Leave out the pictures and repeat every record exactly.
— Start Records supplied —
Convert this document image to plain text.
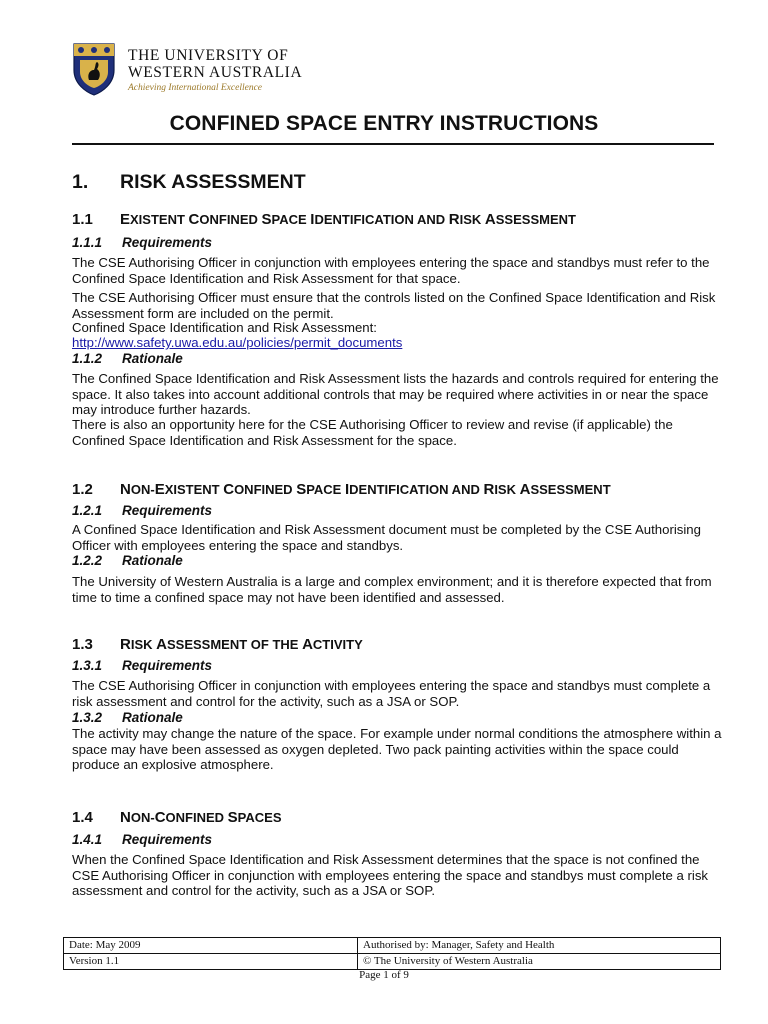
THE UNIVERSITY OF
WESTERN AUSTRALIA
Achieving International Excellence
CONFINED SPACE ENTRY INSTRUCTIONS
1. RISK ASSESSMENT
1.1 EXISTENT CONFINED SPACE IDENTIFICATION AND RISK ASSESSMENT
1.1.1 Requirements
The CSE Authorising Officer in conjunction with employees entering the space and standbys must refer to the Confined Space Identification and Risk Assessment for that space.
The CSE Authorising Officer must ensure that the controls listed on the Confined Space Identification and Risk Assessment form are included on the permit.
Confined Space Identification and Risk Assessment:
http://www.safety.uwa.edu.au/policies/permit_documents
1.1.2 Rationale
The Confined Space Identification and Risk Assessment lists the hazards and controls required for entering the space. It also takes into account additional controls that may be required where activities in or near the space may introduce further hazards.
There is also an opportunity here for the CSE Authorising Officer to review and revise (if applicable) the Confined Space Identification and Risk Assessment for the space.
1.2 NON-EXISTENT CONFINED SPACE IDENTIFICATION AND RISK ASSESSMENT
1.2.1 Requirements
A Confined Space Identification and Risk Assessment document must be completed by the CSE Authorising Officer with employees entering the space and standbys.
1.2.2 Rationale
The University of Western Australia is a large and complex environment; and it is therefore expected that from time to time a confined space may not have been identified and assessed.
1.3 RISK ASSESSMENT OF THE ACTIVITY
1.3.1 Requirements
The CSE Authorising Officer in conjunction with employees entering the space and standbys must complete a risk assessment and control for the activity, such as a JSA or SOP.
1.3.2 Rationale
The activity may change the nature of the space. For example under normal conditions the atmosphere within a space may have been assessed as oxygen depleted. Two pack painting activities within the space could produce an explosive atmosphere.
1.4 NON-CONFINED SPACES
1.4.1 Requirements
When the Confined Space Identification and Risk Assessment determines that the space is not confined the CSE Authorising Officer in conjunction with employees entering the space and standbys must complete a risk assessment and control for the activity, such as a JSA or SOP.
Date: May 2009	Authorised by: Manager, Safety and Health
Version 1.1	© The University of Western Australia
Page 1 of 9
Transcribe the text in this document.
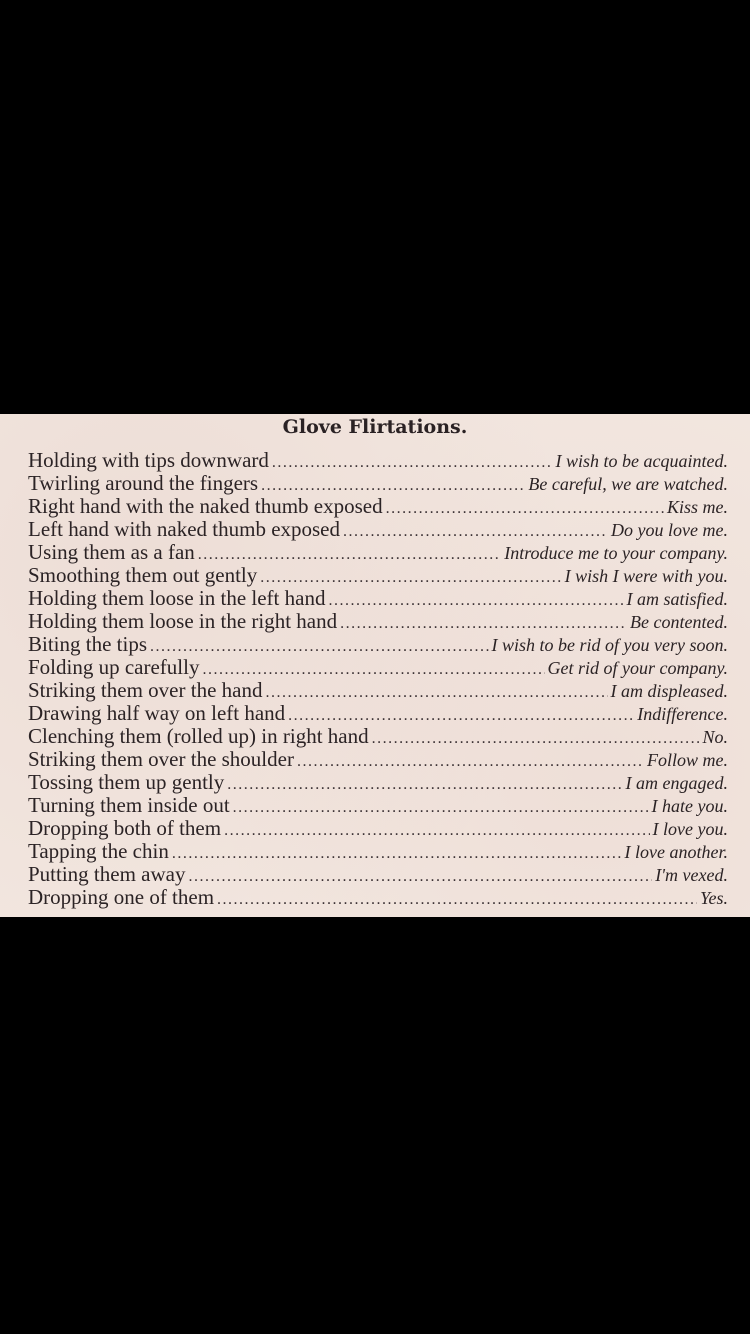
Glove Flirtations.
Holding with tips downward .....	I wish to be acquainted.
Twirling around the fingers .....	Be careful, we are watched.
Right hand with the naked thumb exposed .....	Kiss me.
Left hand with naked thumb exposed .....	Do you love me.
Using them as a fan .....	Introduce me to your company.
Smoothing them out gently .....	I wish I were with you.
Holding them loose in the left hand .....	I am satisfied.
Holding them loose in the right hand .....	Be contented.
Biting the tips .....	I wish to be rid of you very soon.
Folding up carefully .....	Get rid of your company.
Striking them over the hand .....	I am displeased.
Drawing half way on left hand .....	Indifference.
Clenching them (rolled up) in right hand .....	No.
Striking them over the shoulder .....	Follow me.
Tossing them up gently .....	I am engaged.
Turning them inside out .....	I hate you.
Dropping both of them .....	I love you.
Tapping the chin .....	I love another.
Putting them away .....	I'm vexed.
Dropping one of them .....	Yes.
— End Records supplied —
### Exercise output
Convert this document image to plain text.
THE UNIVERSITY OF
WESTERN AUSTRALIA
Achieving International Excellence
CONFINED SPACE ENTRY INSTRUCTIONS
1. RISK ASSESSMENT
1.1 EXISTENT CONFINED SPACE IDENTIFICATION AND RISK ASSESSMENT
1.1.1 Requirements
The CSE Authorising Officer in conjunction with employees entering the space and standbys must refer to the Confined Space Identification and Risk Assessment for that space.
The CSE Authorising Officer must ensure that the controls listed on the Confined Space Identification and Risk Assessment form are included on the permit.
Confined Space Identification and Risk Assessment:
http://www.safety.uwa.edu.au/policies/permit_documents
1.1.2 Rationale
The Confined Space Identification and Risk Assessment lists the hazards and controls required for entering the space. It also takes into account additional controls that may be required where activities in or near the space may introduce further hazards.
There is also an opportunity here for the CSE Authorising Officer to review and revise (if applicable) the Confined Space Identification and Risk Assessment for the space.
1.2 NON-EXISTENT CONFINED SPACE IDENTIFICATION AND RISK ASSESSMENT
1.2.1 Requirements
A Confined Space Identification and Risk Assessment document must be completed by the CSE Authorising Officer with employees entering the space and standbys.
1.2.2 Rationale
The University of Western Australia is a large and complex environment; and it is therefore expected that from time to time a confined space may not have been identified and assessed.
1.3 RISK ASSESSMENT OF THE ACTIVITY
1.3.1 Requirements
The CSE Authorising Officer in conjunction with employees entering the space and standbys must complete a risk assessment and control for the activity, such as a JSA or SOP.
1.3.2 Rationale
The activity may change the nature of the space. For example under normal conditions the atmosphere within a space may have been assessed as oxygen depleted. Two pack painting activities within the space could produce an explosive atmosphere.
1.4 NON-CONFINED SPACES
1.4.1 Requirements
When the Confined Space Identification and Risk Assessment determines that the space is not confined the CSE Authorising Officer in conjunction with employees entering the space and standbys must complete a risk assessment and control for the activity, such as a JSA or SOP.
Date: May 2009	Authorised by: Manager, Safety and Health
Version 1.1	© The University of Western Australia
Page 1 of 9
Transcribe the text in this document.
Glove Flirtations.
Holding with tips downward .....	I wish to be acquainted.
Twirling around the fingers .....	Be careful, we are watched.
Right hand with the naked thumb exposed .....	Kiss me.
Left hand with naked thumb exposed .....	Do you love me.
Using them as a fan .....	Introduce me to your company.
Smoothing them out gently .....	I wish I were with you.
Holding them loose in the left hand .....	I am satisfied.
Holding them loose in the right hand .....	Be contented.
Biting the tips .....	I wish to be rid of you very soon.
Folding up carefully .....	Get rid of your company.
Striking them over the hand .....	I am displeased.
Drawing half way on left hand .....	Indifference.
Clenching them (rolled up) in right hand .....	No.
Striking them over the shoulder .....	Follow me.
Tossing them up gently .....	I am engaged.
Turning them inside out .....	I hate you.
Dropping both of them .....	I love you.
Tapping the chin .....	I love another.
Putting them away .....	I'm vexed.
Dropping one of them .....	Yes.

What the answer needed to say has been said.